▶ [The request] Please transcribe the data that follows without the pictures, keeping every word the same.

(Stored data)
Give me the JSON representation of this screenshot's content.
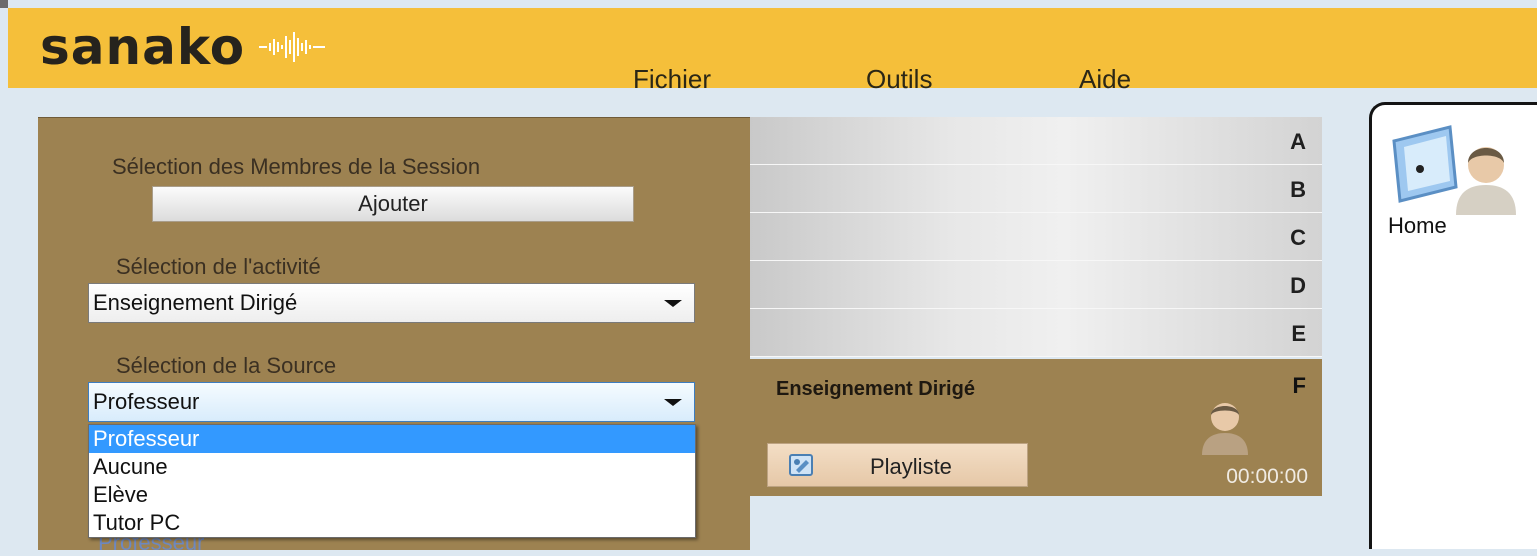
{
  "header": {
    "logo_text": "sanako",
    "menu": {
      "file": "Fichier",
      "tools": "Outils",
      "help": "Aide"
    }
  },
  "left_panel": {
    "members_label": "Sélection des Membres de la Session",
    "add_button": "Ajouter",
    "activity_label": "Sélection de l'activité",
    "activity_value": "Enseignement Dirigé",
    "source_label": "Sélection de la Source",
    "source_value": "Professeur",
    "source_options": [
      "Professeur",
      "Aucune",
      "Elève",
      "Tutor PC"
    ],
    "behind_text": "Professeur"
  },
  "groups": {
    "letters": [
      "A",
      "B",
      "C",
      "D",
      "E"
    ],
    "active": {
      "letter": "F",
      "title": "Enseignement Dirigé",
      "playlist_button": "Playliste",
      "timer": "00:00:00",
      "icon": "teacher-icon"
    }
  },
  "right_panel": {
    "home_label": "Home",
    "icon": "home-icon"
  },
  "colors": {
    "header": "#f5bf3a",
    "panel": "#9d8251",
    "selection": "#3399ff",
    "background": "#dde8f1"
  }
}
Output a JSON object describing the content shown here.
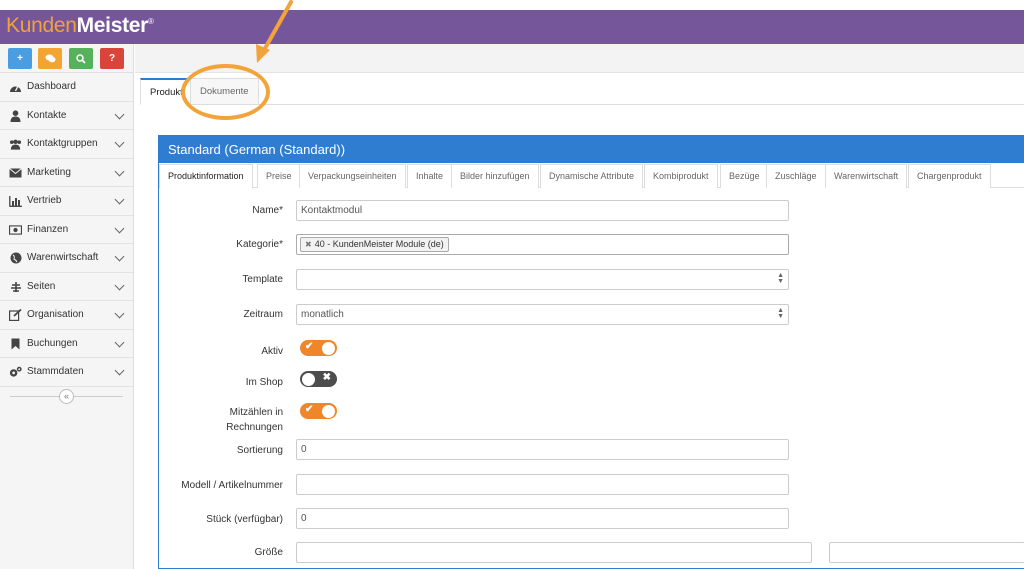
{
  "app": {
    "logo_first": "Kunden",
    "logo_second": "Meister",
    "logo_mark": "®"
  },
  "quick_buttons": [
    {
      "icon": "plus-icon",
      "glyph": "+",
      "color": "#4a9de0"
    },
    {
      "icon": "chat-icon",
      "glyph": "✉",
      "color": "#f3a531"
    },
    {
      "icon": "search-icon",
      "glyph": "⚲",
      "color": "#55b15a"
    },
    {
      "icon": "help-icon",
      "glyph": "?",
      "color": "#d9453a"
    }
  ],
  "sidebar": {
    "items": [
      {
        "label": "Dashboard",
        "icon": "dashboard-icon",
        "chevron": false
      },
      {
        "label": "Kontakte",
        "icon": "user-icon",
        "chevron": true
      },
      {
        "label": "Kontaktgruppen",
        "icon": "users-icon",
        "chevron": true
      },
      {
        "label": "Marketing",
        "icon": "envelope-icon",
        "chevron": true
      },
      {
        "label": "Vertrieb",
        "icon": "bar-chart-icon",
        "chevron": true
      },
      {
        "label": "Finanzen",
        "icon": "money-icon",
        "chevron": true
      },
      {
        "label": "Warenwirtschaft",
        "icon": "globe-icon",
        "chevron": true
      },
      {
        "label": "Seiten",
        "icon": "sitemap-icon",
        "chevron": true
      },
      {
        "label": "Organisation",
        "icon": "edit-icon",
        "chevron": true
      },
      {
        "label": "Buchungen",
        "icon": "bookmark-icon",
        "chevron": true
      },
      {
        "label": "Stammdaten",
        "icon": "gears-icon",
        "chevron": true
      }
    ],
    "collapse_glyph": "«"
  },
  "outer_tabs": [
    {
      "label": "Produkt",
      "active": true
    },
    {
      "label": "Dokumente",
      "active": false
    }
  ],
  "panel": {
    "title": "Standard (German (Standard))",
    "tabs": [
      {
        "label": "Produktinformation",
        "active": true
      },
      {
        "label": "Preise"
      },
      {
        "label": "Verpackungseinheiten"
      },
      {
        "label": "Inhalte"
      },
      {
        "label": "Bilder hinzufügen"
      },
      {
        "label": "Dynamische Attribute"
      },
      {
        "label": "Kombiprodukt"
      },
      {
        "label": "Bezüge"
      },
      {
        "label": "Zuschläge"
      },
      {
        "label": "Warenwirtschaft"
      },
      {
        "label": "Chargenprodukt"
      }
    ]
  },
  "form": {
    "name_label": "Name*",
    "name_value": "Kontaktmodul",
    "kategorie_label": "Kategorie*",
    "kategorie_tag": "40 - KundenMeister Module (de)",
    "template_label": "Template",
    "template_value": "",
    "zeitraum_label": "Zeitraum",
    "zeitraum_value": "monatlich",
    "aktiv_label": "Aktiv",
    "aktiv_on": true,
    "imshop_label": "Im Shop",
    "imshop_on": false,
    "mitzaehlen_label_1": "Mitzählen in",
    "mitzaehlen_label_2": "Rechnungen",
    "mitzaehlen_on": true,
    "sortierung_label": "Sortierung",
    "sortierung_value": "0",
    "modell_label": "Modell / Artikelnummer",
    "modell_value": "",
    "stueck_label": "Stück (verfügbar)",
    "stueck_value": "0",
    "groesse_label": "Größe",
    "groesse_value_1": "",
    "groesse_value_2": ""
  },
  "colors": {
    "brand_purple": "#76569a",
    "logo_orange": "#f0a23a",
    "panel_blue": "#2f7dd1",
    "toggle_on": "#f0862c",
    "toggle_off": "#4d4d4d",
    "annotation_orange": "#f2a33a"
  }
}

▶ [Worked answer]
Give me the JSON representation of this screenshot's content.
{
  "header": {
    "logo_text": "sanako",
    "menu": {
      "file": "Fichier",
      "tools": "Outils",
      "help": "Aide"
    }
  },
  "left_panel": {
    "members_label": "Sélection des Membres de la Session",
    "add_button": "Ajouter",
    "activity_label": "Sélection de l'activité",
    "activity_value": "Enseignement Dirigé",
    "source_label": "Sélection de la Source",
    "source_value": "Professeur",
    "source_options": [
      "Professeur",
      "Aucune",
      "Elève",
      "Tutor PC"
    ],
    "behind_text": "Professeur"
  },
  "groups": {
    "letters": [
      "A",
      "B",
      "C",
      "D",
      "E"
    ],
    "active": {
      "letter": "F",
      "title": "Enseignement Dirigé",
      "playlist_button": "Playliste",
      "timer": "00:00:00",
      "icon": "teacher-icon"
    }
  },
  "right_panel": {
    "home_label": "Home",
    "icon": "home-icon"
  },
  "colors": {
    "header": "#f5bf3a",
    "panel": "#9d8251",
    "selection": "#3399ff",
    "background": "#dde8f1"
  }
}
Output a JSON object describing the content shown here.
{
  "app": {
    "logo_first": "Kunden",
    "logo_second": "Meister",
    "logo_mark": "®"
  },
  "quick_buttons": [
    {
      "icon": "plus-icon",
      "glyph": "+",
      "color": "#4a9de0"
    },
    {
      "icon": "chat-icon",
      "glyph": "✉",
      "color": "#f3a531"
    },
    {
      "icon": "search-icon",
      "glyph": "⚲",
      "color": "#55b15a"
    },
    {
      "icon": "help-icon",
      "glyph": "?",
      "color": "#d9453a"
    }
  ],
  "sidebar": {
    "items": [
      {
        "label": "Dashboard",
        "icon": "dashboard-icon",
        "chevron": false
      },
      {
        "label": "Kontakte",
        "icon": "user-icon",
        "chevron": true
      },
      {
        "label": "Kontaktgruppen",
        "icon": "users-icon",
        "chevron": true
      },
      {
        "label": "Marketing",
        "icon": "envelope-icon",
        "chevron": true
      },
      {
        "label": "Vertrieb",
        "icon": "bar-chart-icon",
        "chevron": true
      },
      {
        "label": "Finanzen",
        "icon": "money-icon",
        "chevron": true
      },
      {
        "label": "Warenwirtschaft",
        "icon": "globe-icon",
        "chevron": true
      },
      {
        "label": "Seiten",
        "icon": "sitemap-icon",
        "chevron": true
      },
      {
        "label": "Organisation",
        "icon": "edit-icon",
        "chevron": true
      },
      {
        "label": "Buchungen",
        "icon": "bookmark-icon",
        "chevron": true
      },
      {
        "label": "Stammdaten",
        "icon": "gears-icon",
        "chevron": true
      }
    ],
    "collapse_glyph": "«"
  },
  "outer_tabs": [
    {
      "label": "Produkt",
      "active": true
    },
    {
      "label": "Dokumente",
      "active": false
    }
  ],
  "panel": {
    "title": "Standard (German (Standard))",
    "tabs": [
      {
        "label": "Produktinformation",
        "active": true
      },
      {
        "label": "Preise"
      },
      {
        "label": "Verpackungseinheiten"
      },
      {
        "label": "Inhalte"
      },
      {
        "label": "Bilder hinzufügen"
      },
      {
        "label": "Dynamische Attribute"
      },
      {
        "label": "Kombiprodukt"
      },
      {
        "label": "Bezüge"
      },
      {
        "label": "Zuschläge"
      },
      {
        "label": "Warenwirtschaft"
      },
      {
        "label": "Chargenprodukt"
      }
    ]
  },
  "form": {
    "name_label": "Name*",
    "name_value": "Kontaktmodul",
    "kategorie_label": "Kategorie*",
    "kategorie_tag": "40 - KundenMeister Module (de)",
    "template_label": "Template",
    "template_value": "",
    "zeitraum_label": "Zeitraum",
    "zeitraum_value": "monatlich",
    "aktiv_label": "Aktiv",
    "aktiv_on": true,
    "imshop_label": "Im Shop",
    "imshop_on": false,
    "mitzaehlen_label_1": "Mitzählen in",
    "mitzaehlen_label_2": "Rechnungen",
    "mitzaehlen_on": true,
    "sortierung_label": "Sortierung",
    "sortierung_value": "0",
    "modell_label": "Modell / Artikelnummer",
    "modell_value": "",
    "stueck_label": "Stück (verfügbar)",
    "stueck_value": "0",
    "groesse_label": "Größe",
    "groesse_value_1": "",
    "groesse_value_2": ""
  },
  "colors": {
    "brand_purple": "#76569a",
    "logo_orange": "#f0a23a",
    "panel_blue": "#2f7dd1",
    "toggle_on": "#f0862c",
    "toggle_off": "#4d4d4d",
    "annotation_orange": "#f2a33a"
  }
}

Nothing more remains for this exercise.